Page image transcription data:
-.-.-

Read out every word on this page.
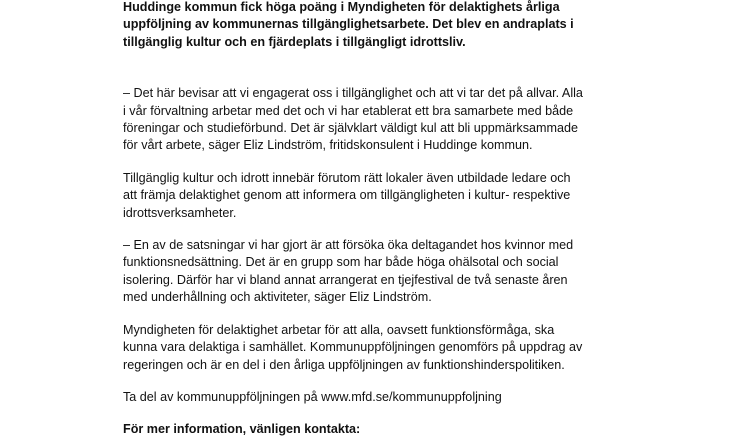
Huddinge kommun fick höga poäng i Myndigheten för delaktighets årliga
uppföljning av kommunernas tillgänglighetsarbete. Det blev en andraplats i
tillgänglig kultur och en fjärdeplats i tillgängligt idrottsliv.

– Det här bevisar att vi engagerat oss i tillgänglighet och att vi tar det på allvar. Alla
i vår förvaltning arbetar med det och vi har etablerat ett bra samarbete med både
föreningar och studieförbund. Det är självklart väldigt kul att bli uppmärksammade
för vårt arbete, säger Eliz Lindström, fritidskonsulent i Huddinge kommun.

Tillgänglig kultur och idrott innebär förutom rätt lokaler även utbildade ledare och
att främja delaktighet genom att informera om tillgängligheten i kultur- respektive
idrottsverksamheter.

– En av de satsningar vi har gjort är att försöka öka deltagandet hos kvinnor med
funktionsnedsättning. Det är en grupp som har både höga ohälsotal och social
isolering. Därför har vi bland annat arrangerat en tjejfestival de två senaste åren
med underhållning och aktiviteter, säger Eliz Lindström.

Myndigheten för delaktighet arbetar för att alla, oavsett funktionsförmåga, ska
kunna vara delaktiga i samhället. Kommunuppföljningen genomförs på uppdrag av
regeringen och är en del i den årliga uppföljningen av funktionshinderspolitiken.

Ta del av kommunuppföljningen på www.mfd.se/kommunuppfoljning

För mer information, vänligen kontakta:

-.-.-

● **Problem to work on**
Return all the lines above exactly; none of the pictures should appear.

● **The answer**
Read out every word on this page.
Huddinge kommun fick höga poäng i Myndigheten för delaktighets årliga
uppföljning av kommunernas tillgänglighetsarbete. Det blev en andraplats i
tillgänglig kultur och en fjärdeplats i tillgängligt idrottsliv.

– Det här bevisar att vi engagerat oss i tillgänglighet och att vi tar det på allvar. Alla
i vår förvaltning arbetar med det och vi har etablerat ett bra samarbete med både
föreningar och studieförbund. Det är självklart väldigt kul att bli uppmärksammade
för vårt arbete, säger Eliz Lindström, fritidskonsulent i Huddinge kommun.

Tillgänglig kultur och idrott innebär förutom rätt lokaler även utbildade ledare och
att främja delaktighet genom att informera om tillgängligheten i kultur- respektive
idrottsverksamheter.

– En av de satsningar vi har gjort är att försöka öka deltagandet hos kvinnor med
funktionsnedsättning. Det är en grupp som har både höga ohälsotal och social
isolering. Därför har vi bland annat arrangerat en tjejfestival de två senaste åren
med underhållning och aktiviteter, säger Eliz Lindström.

Myndigheten för delaktighet arbetar för att alla, oavsett funktionsförmåga, ska
kunna vara delaktiga i samhället. Kommunuppföljningen genomförs på uppdrag av
regeringen och är en del i den årliga uppföljningen av funktionshinderspolitiken.

Ta del av kommunuppföljningen på www.mfd.se/kommunuppfoljning

För mer information, vänligen kontakta:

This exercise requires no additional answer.